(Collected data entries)
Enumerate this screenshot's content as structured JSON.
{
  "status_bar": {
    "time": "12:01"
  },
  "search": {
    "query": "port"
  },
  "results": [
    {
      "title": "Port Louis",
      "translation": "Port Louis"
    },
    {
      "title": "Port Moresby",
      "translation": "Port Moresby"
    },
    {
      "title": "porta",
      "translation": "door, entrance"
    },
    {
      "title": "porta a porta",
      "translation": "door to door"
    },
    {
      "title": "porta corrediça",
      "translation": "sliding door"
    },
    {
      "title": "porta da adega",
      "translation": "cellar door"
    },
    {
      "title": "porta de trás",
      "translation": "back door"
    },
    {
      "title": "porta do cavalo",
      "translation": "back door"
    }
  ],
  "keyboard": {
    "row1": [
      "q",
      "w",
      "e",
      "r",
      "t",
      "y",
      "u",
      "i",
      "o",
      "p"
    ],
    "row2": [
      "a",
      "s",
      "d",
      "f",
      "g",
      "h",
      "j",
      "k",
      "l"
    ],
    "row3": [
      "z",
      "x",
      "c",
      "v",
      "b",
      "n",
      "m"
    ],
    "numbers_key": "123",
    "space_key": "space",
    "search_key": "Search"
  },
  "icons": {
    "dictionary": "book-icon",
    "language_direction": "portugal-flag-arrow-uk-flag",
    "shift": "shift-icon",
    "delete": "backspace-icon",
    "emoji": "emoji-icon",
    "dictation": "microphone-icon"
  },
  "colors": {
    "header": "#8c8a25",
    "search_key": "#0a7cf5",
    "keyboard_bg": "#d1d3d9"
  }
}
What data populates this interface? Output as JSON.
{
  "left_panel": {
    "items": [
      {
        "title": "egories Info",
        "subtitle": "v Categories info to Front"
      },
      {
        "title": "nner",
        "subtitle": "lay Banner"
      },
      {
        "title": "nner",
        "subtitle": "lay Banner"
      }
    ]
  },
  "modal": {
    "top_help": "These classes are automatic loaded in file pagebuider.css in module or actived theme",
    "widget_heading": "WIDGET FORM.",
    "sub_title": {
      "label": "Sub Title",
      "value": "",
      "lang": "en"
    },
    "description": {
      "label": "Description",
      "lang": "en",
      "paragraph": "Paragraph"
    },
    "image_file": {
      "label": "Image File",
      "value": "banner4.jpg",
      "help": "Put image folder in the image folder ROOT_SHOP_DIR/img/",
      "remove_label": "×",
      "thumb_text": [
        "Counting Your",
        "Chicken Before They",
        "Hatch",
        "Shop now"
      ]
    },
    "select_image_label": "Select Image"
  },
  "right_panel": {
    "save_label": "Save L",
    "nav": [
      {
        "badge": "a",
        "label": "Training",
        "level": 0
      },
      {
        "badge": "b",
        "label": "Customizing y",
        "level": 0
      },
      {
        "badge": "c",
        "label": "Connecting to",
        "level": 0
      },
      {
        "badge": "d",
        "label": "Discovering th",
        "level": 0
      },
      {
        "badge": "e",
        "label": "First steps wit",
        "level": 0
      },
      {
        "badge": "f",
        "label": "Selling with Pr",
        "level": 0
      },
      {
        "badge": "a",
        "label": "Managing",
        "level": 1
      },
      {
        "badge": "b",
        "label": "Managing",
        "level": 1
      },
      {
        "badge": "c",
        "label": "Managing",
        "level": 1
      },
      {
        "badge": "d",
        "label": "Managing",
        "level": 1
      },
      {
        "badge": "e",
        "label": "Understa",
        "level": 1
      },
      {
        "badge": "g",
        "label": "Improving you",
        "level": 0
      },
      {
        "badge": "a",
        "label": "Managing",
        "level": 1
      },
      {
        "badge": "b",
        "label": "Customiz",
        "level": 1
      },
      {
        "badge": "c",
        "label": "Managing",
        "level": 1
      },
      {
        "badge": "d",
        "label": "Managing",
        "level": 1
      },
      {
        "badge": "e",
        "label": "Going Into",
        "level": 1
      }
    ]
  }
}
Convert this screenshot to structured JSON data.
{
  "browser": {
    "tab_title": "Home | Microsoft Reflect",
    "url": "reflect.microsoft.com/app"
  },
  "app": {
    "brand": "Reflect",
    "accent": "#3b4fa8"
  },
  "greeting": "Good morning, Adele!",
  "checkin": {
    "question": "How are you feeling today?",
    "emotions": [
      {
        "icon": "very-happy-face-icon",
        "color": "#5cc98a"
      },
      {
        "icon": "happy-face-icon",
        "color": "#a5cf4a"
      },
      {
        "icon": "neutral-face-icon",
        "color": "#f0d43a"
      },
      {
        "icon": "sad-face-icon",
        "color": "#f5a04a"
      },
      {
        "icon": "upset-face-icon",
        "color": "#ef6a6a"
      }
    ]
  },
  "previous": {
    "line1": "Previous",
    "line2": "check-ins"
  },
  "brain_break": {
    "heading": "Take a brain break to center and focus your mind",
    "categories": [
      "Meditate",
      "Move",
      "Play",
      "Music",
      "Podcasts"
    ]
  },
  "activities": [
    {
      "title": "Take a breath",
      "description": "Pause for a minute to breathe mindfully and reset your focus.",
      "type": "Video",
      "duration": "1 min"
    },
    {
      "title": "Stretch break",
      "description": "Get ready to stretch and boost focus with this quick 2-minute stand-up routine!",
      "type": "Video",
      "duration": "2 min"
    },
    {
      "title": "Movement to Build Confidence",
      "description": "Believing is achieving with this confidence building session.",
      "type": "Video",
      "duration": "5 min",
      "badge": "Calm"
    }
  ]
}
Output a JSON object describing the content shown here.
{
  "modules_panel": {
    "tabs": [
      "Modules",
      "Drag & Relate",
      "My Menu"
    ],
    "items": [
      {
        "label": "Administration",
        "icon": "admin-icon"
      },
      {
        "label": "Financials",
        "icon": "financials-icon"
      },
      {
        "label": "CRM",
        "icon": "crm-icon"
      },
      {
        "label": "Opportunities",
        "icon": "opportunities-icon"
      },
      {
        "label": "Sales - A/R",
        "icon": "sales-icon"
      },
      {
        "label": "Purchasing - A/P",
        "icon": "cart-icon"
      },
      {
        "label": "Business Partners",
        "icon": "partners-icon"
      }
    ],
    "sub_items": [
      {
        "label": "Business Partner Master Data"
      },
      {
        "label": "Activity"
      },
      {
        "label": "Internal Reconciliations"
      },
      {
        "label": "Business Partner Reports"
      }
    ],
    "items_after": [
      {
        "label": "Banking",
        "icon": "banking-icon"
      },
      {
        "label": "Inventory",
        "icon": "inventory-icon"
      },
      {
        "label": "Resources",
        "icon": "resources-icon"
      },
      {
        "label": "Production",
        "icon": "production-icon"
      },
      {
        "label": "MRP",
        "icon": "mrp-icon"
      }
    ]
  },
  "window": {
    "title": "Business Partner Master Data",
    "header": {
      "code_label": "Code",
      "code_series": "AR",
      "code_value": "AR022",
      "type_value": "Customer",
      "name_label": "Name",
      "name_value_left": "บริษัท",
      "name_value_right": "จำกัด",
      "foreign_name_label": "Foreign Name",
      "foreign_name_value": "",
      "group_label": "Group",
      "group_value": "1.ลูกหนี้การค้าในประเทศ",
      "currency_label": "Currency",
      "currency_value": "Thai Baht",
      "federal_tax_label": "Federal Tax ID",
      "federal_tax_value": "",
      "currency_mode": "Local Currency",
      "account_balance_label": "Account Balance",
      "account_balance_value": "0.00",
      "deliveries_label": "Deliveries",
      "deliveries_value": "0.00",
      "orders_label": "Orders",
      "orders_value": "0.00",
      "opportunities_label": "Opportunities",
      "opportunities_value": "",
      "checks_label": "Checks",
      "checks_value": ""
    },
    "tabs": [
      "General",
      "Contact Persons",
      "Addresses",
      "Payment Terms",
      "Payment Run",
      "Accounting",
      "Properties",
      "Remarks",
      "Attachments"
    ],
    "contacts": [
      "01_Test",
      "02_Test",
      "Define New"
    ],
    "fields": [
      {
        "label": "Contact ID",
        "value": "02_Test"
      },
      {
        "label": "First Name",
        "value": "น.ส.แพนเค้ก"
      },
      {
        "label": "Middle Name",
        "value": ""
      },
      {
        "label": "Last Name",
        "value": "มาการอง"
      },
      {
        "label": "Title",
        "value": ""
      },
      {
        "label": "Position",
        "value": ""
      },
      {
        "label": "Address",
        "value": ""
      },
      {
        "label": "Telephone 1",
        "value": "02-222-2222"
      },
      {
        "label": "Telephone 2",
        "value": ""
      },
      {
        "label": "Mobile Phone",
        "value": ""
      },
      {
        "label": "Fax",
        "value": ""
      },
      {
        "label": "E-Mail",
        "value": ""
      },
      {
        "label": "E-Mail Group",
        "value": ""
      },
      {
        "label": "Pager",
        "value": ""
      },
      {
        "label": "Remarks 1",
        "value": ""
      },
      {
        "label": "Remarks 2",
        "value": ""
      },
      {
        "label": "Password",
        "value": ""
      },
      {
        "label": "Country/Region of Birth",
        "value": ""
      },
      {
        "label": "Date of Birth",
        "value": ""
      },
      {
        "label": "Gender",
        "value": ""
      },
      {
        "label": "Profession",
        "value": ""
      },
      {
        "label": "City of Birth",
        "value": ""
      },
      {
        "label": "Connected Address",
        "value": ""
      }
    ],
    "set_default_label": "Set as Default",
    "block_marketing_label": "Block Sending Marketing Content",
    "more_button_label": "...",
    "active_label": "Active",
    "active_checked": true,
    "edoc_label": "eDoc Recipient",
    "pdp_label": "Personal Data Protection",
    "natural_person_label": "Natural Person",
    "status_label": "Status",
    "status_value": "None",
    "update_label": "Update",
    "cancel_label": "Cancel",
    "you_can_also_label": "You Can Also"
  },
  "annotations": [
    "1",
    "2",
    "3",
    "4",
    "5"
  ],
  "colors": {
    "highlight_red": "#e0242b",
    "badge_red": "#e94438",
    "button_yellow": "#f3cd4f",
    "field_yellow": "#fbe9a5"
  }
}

WHAT YOU SHOULD DO: Tally the lines of the records holding the word "translation", then give only the resulting number.

ANSWER TO THE EXERCISE: 8